Problem to work on:
Find the lines of data that contain the string "JSON", then list them.

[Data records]

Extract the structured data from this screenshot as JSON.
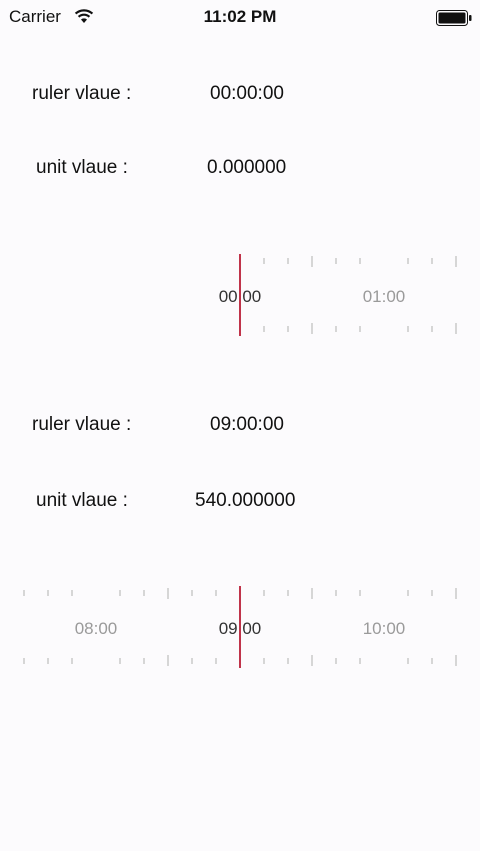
{
  "status_bar": {
    "carrier": "Carrier",
    "time": "11:02 PM",
    "wifi_icon": "wifi-icon",
    "battery_icon": "battery-icon"
  },
  "section1": {
    "ruler_label": "ruler vlaue :",
    "ruler_value": "00:00:00",
    "unit_label": "unit vlaue :",
    "unit_value": "0.000000",
    "ticks": {
      "center": "00:00",
      "right": "01:00"
    }
  },
  "section2": {
    "ruler_label": "ruler vlaue :",
    "ruler_value": "09:00:00",
    "unit_label": "unit vlaue :",
    "unit_value": "540.000000",
    "ticks": {
      "left": "08:00",
      "center": "09:00",
      "right": "10:00"
    }
  },
  "colors": {
    "indicator": "#c0334a",
    "tick": "#d4d4d4",
    "tick_label_faded": "#9a9a9a",
    "tick_label_active": "#333333",
    "background": "#fcfbfd"
  }
}
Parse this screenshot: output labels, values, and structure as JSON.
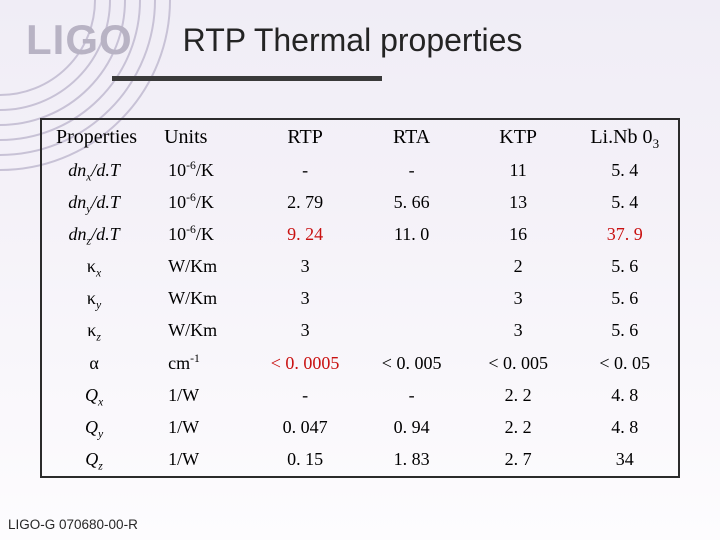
{
  "logo": "LIGO",
  "title": "RTP Thermal properties",
  "footer": "LIGO-G 070680-00-R",
  "columns": [
    "Properties",
    "Units",
    "RTP",
    "RTA",
    "KTP",
    "Li.Nb 0"
  ],
  "linb_sub": "3",
  "rows": [
    {
      "prop_html": "dn<span class='sub'>x</span>/d.T",
      "units_html": "10<span class='sup'>-6</span>/K",
      "rtp": {
        "v": "-"
      },
      "rta": {
        "v": "-"
      },
      "ktp": {
        "v": "11"
      },
      "linb": {
        "v": "5. 4"
      }
    },
    {
      "prop_html": "dn<span class='sub'>y</span>/d.T",
      "units_html": "10<span class='sup'>-6</span>/K",
      "rtp": {
        "v": "2. 79"
      },
      "rta": {
        "v": "5. 66"
      },
      "ktp": {
        "v": "13"
      },
      "linb": {
        "v": "5. 4"
      }
    },
    {
      "prop_html": "dn<span class='sub'>z</span>/d.T",
      "units_html": "10<span class='sup'>-6</span>/K",
      "rtp": {
        "v": "9. 24",
        "red": true
      },
      "rta": {
        "v": "11. 0"
      },
      "ktp": {
        "v": "16"
      },
      "linb": {
        "v": "37. 9",
        "red": true
      }
    },
    {
      "prop_html": "<span class='greek'>κ</span><span class='sub'>x</span>",
      "units_html": "W/Km",
      "rtp": {
        "v": "3"
      },
      "rta": {
        "v": ""
      },
      "ktp": {
        "v": "2"
      },
      "linb": {
        "v": "5. 6"
      }
    },
    {
      "prop_html": "<span class='greek'>κ</span><span class='sub'>y</span>",
      "units_html": "W/Km",
      "rtp": {
        "v": "3"
      },
      "rta": {
        "v": ""
      },
      "ktp": {
        "v": "3"
      },
      "linb": {
        "v": "5. 6"
      }
    },
    {
      "prop_html": "<span class='greek'>κ</span><span class='sub'>z</span>",
      "units_html": "W/Km",
      "rtp": {
        "v": "3"
      },
      "rta": {
        "v": ""
      },
      "ktp": {
        "v": "3"
      },
      "linb": {
        "v": "5. 6"
      }
    },
    {
      "prop_html": "<span class='greek'>α</span>",
      "units_html": "cm<span class='sup'>-1</span>",
      "rtp": {
        "v": "< 0. 0005",
        "red": true
      },
      "rta": {
        "v": "< 0. 005"
      },
      "ktp": {
        "v": "< 0. 005"
      },
      "linb": {
        "v": "< 0. 05"
      }
    },
    {
      "prop_html": "Q<span class='sub'>x</span>",
      "units_html": "1/W",
      "rtp": {
        "v": "-"
      },
      "rta": {
        "v": "-"
      },
      "ktp": {
        "v": "2. 2"
      },
      "linb": {
        "v": "4. 8"
      }
    },
    {
      "prop_html": "Q<span class='sub'>y</span>",
      "units_html": "1/W",
      "rtp": {
        "v": "0. 047"
      },
      "rta": {
        "v": "0. 94"
      },
      "ktp": {
        "v": "2. 2"
      },
      "linb": {
        "v": "4. 8"
      }
    },
    {
      "prop_html": "Q<span class='sub'>z</span>",
      "units_html": "1/W",
      "rtp": {
        "v": "0. 15"
      },
      "rta": {
        "v": "1. 83"
      },
      "ktp": {
        "v": "2. 7"
      },
      "linb": {
        "v": "34"
      }
    }
  ],
  "style": {
    "red_color": "#c91111",
    "text_color": "#1f1f1f",
    "border_color": "#2b2b2b",
    "bg_gradient_start": "#f0edf6",
    "bg_gradient_end": "#fdfcfe",
    "logo_color": "#b8b3c4",
    "arcs_color": "#c8c2d6",
    "title_fontsize": 32,
    "header_fontsize": 20,
    "cell_fontsize": 18,
    "footer_fontsize": 13.5
  }
}
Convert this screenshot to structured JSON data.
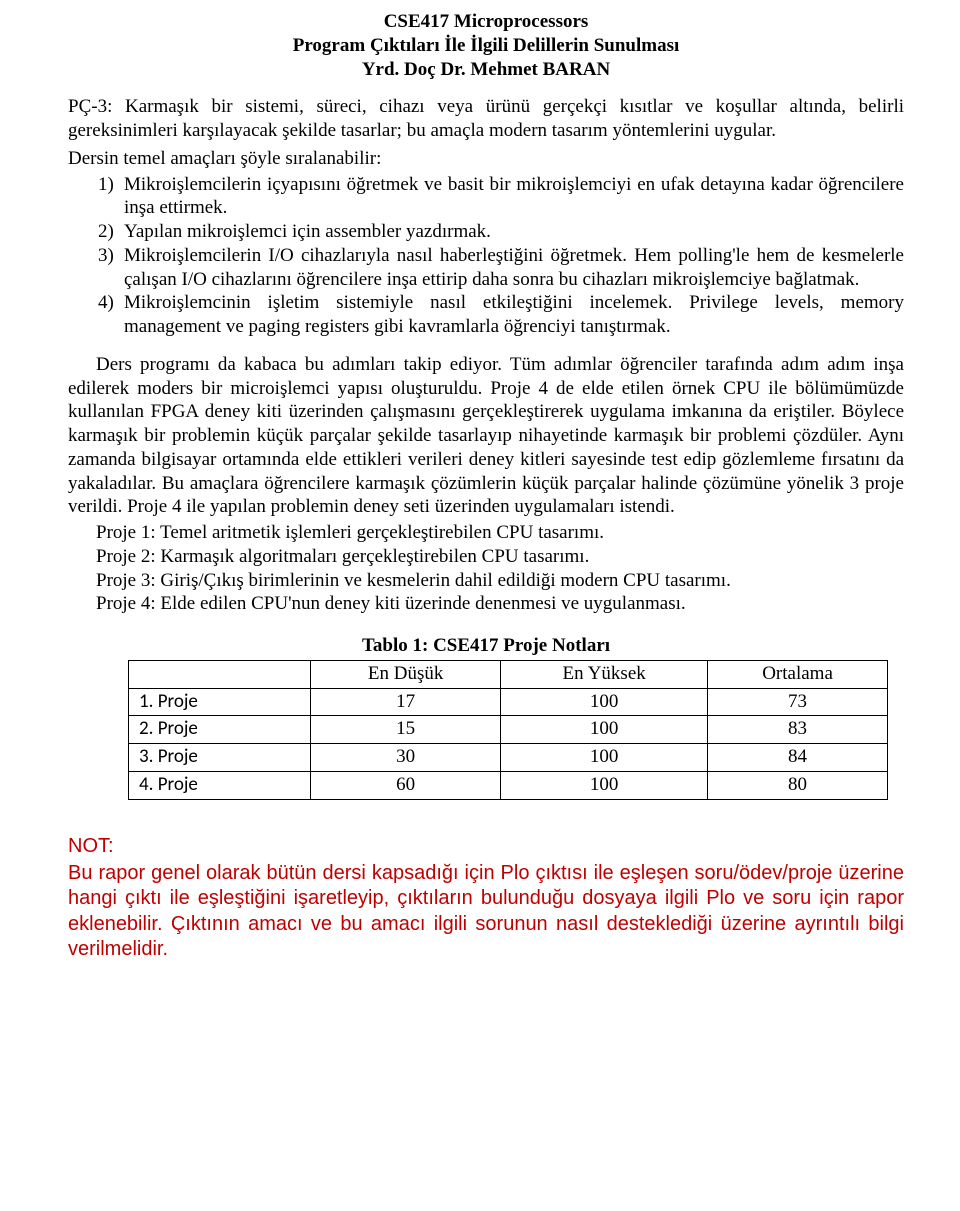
{
  "header": {
    "line1": "CSE417 Microprocessors",
    "line2": "Program Çıktıları İle İlgili Delillerin Sunulması",
    "line3": "Yrd. Doç Dr. Mehmet BARAN"
  },
  "pc3": "PÇ-3: Karmaşık bir sistemi, süreci, cihazı veya ürünü gerçekçi kısıtlar ve koşullar altında, belirli gereksinimleri karşılayacak şekilde tasarlar; bu amaçla modern tasarım yöntemlerini uygular.",
  "intro": "Dersin temel amaçları şöyle sıralanabilir:",
  "objectives": [
    "Mikroişlemcilerin içyapısını öğretmek ve basit bir mikroişlemciyi en ufak detayına kadar öğrencilere inşa ettirmek.",
    "Yapılan mikroişlemci için assembler yazdırmak.",
    "Mikroişlemcilerin I/O cihazlarıyla nasıl haberleştiğini öğretmek. Hem polling'le hem de kesmelerle çalışan I/O cihazlarını öğrencilere inşa ettirip daha sonra bu cihazları mikroişlemciye bağlatmak.",
    "Mikroişlemcinin işletim sistemiyle nasıl etkileştiğini incelemek. Privilege levels, memory management ve paging registers gibi kavramlarla öğrenciyi tanıştırmak."
  ],
  "paragraph": "Ders programı da kabaca bu adımları takip ediyor.  Tüm adımlar öğrenciler tarafında adım adım inşa edilerek moders bir microişlemci yapısı oluşturuldu. Proje 4 de elde etilen örnek CPU ile bölümümüzde kullanılan FPGA deney kiti üzerinden çalışmasını gerçekleştirerek uygulama imkanına da eriştiler. Böylece karmaşık bir problemin küçük parçalar şekilde tasarlayıp nihayetinde karmaşık bir problemi çözdüler. Aynı zamanda bilgisayar ortamında elde ettikleri verileri deney kitleri sayesinde test edip gözlemleme fırsatını da yakaladılar. Bu amaçlara öğrencilere karmaşık çözümlerin küçük parçalar halinde çözümüne yönelik 3 proje verildi. Proje 4 ile yapılan problemin deney seti üzerinden uygulamaları istendi.",
  "projects": [
    "Proje 1: Temel aritmetik işlemleri gerçekleştirebilen CPU tasarımı.",
    "Proje 2: Karmaşık algoritmaları gerçekleştirebilen CPU tasarımı.",
    "Proje 3: Giriş/Çıkış birimlerinin ve kesmelerin dahil edildiği modern CPU tasarımı.",
    "Proje 4: Elde edilen CPU'nun deney kiti üzerinde denenmesi ve uygulanması."
  ],
  "table": {
    "title": "Tablo 1: CSE417 Proje Notları",
    "headers": [
      "",
      "En Düşük",
      "En Yüksek",
      "Ortalama"
    ],
    "rows": [
      [
        "1. Proje",
        "17",
        "100",
        "73"
      ],
      [
        "2. Proje",
        "15",
        "100",
        "83"
      ],
      [
        "3. Proje",
        "30",
        "100",
        "84"
      ],
      [
        "4. Proje",
        "60",
        "100",
        "80"
      ]
    ]
  },
  "note": {
    "label": "NOT:",
    "body": "Bu rapor genel olarak bütün dersi kapsadığı için Plo çıktısı ile eşleşen soru/ödev/proje üzerine hangi çıktı ile eşleştiğini işaretleyip, çıktıların bulunduğu dosyaya ilgili Plo ve soru için rapor eklenebilir. Çıktının amacı ve bu amacı ilgili sorunun nasıl desteklediği üzerine ayrıntılı bilgi verilmelidir."
  }
}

Exercise response:
Extract the structured data from this screenshot as JSON.
Parse this screenshot: output labels, values, and structure as JSON.
Convert this screenshot to structured JSON data.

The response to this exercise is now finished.